THE TASK. Tally the lines that hold the string "description", and reply with the count alone.

═════ TASK DATA

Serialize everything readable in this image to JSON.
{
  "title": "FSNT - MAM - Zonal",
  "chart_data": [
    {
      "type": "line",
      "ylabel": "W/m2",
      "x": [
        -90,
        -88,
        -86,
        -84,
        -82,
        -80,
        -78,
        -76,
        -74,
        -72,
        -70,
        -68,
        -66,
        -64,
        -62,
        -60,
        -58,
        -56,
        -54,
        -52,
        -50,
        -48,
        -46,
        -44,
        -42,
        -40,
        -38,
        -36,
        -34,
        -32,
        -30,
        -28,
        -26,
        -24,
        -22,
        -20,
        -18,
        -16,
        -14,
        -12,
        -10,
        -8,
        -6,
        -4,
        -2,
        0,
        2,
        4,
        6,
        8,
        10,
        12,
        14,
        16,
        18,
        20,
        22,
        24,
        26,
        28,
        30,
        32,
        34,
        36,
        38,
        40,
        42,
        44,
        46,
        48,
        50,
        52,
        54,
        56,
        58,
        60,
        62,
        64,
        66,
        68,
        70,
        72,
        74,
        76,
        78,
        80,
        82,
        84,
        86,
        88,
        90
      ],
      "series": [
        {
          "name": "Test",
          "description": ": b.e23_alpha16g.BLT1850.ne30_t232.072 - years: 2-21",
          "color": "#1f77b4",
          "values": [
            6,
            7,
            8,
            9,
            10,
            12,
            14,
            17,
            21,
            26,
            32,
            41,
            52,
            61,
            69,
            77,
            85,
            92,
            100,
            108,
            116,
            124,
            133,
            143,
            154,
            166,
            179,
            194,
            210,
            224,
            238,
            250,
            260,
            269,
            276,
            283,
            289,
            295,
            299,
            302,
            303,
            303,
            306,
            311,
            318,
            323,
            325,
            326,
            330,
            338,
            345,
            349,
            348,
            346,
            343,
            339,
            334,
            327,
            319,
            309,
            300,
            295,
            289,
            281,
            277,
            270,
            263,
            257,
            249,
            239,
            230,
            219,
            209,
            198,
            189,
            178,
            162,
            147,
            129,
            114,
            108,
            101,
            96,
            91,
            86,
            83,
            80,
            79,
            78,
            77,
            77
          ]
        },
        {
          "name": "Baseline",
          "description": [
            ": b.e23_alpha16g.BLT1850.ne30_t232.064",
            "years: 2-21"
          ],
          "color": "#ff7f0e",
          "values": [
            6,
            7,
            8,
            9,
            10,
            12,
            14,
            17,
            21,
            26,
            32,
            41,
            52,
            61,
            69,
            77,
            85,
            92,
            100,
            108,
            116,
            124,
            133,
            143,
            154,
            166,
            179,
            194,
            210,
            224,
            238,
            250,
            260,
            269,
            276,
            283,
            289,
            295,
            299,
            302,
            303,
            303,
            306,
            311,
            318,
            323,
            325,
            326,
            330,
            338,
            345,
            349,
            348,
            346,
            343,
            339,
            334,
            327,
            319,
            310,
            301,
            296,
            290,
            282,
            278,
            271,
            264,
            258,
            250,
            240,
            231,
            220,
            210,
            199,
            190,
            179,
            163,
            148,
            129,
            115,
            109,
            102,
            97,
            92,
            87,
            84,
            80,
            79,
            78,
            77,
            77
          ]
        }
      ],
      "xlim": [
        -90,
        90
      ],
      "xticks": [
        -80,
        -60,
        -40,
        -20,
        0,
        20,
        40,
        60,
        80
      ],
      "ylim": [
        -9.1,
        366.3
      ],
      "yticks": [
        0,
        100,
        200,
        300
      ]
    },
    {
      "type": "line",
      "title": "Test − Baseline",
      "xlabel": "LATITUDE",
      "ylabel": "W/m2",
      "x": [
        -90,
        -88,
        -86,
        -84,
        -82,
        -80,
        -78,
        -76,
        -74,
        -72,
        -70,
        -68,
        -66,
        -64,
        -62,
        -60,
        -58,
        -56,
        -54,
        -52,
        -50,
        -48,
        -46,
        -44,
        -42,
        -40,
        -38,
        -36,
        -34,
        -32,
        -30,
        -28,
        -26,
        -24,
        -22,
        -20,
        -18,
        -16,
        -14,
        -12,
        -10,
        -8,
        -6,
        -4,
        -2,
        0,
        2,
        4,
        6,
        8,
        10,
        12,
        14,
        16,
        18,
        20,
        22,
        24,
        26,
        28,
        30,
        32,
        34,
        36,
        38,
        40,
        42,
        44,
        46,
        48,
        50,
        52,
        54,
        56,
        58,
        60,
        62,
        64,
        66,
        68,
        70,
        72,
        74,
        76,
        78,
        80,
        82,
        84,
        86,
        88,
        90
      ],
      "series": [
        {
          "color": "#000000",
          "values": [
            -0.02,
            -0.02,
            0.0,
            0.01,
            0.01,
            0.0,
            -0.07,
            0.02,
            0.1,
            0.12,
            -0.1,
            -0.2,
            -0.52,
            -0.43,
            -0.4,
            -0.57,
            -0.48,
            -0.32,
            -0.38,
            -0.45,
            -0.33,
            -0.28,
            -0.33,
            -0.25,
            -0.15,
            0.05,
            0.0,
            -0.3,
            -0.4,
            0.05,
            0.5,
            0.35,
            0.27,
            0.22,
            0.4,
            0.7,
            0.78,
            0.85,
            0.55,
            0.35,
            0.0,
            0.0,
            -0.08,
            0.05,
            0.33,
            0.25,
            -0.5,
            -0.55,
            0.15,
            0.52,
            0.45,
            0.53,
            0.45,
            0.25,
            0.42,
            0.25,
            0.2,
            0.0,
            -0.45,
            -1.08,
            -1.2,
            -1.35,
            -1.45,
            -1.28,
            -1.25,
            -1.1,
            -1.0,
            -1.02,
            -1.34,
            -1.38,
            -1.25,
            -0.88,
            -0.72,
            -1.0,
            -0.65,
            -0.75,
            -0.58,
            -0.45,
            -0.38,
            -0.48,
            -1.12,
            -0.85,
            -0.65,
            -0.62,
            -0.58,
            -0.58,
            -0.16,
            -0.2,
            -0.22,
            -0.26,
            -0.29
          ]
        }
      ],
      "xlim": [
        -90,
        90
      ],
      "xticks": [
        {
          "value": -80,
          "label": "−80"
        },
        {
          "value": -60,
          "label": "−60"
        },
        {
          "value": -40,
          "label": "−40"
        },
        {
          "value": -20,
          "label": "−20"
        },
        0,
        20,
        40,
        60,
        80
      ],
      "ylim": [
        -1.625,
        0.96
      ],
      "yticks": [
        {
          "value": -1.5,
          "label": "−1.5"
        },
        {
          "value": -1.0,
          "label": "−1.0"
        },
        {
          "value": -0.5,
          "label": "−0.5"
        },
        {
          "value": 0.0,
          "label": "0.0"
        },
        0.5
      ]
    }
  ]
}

══════════

REPLY TO THE EXERCISE. 2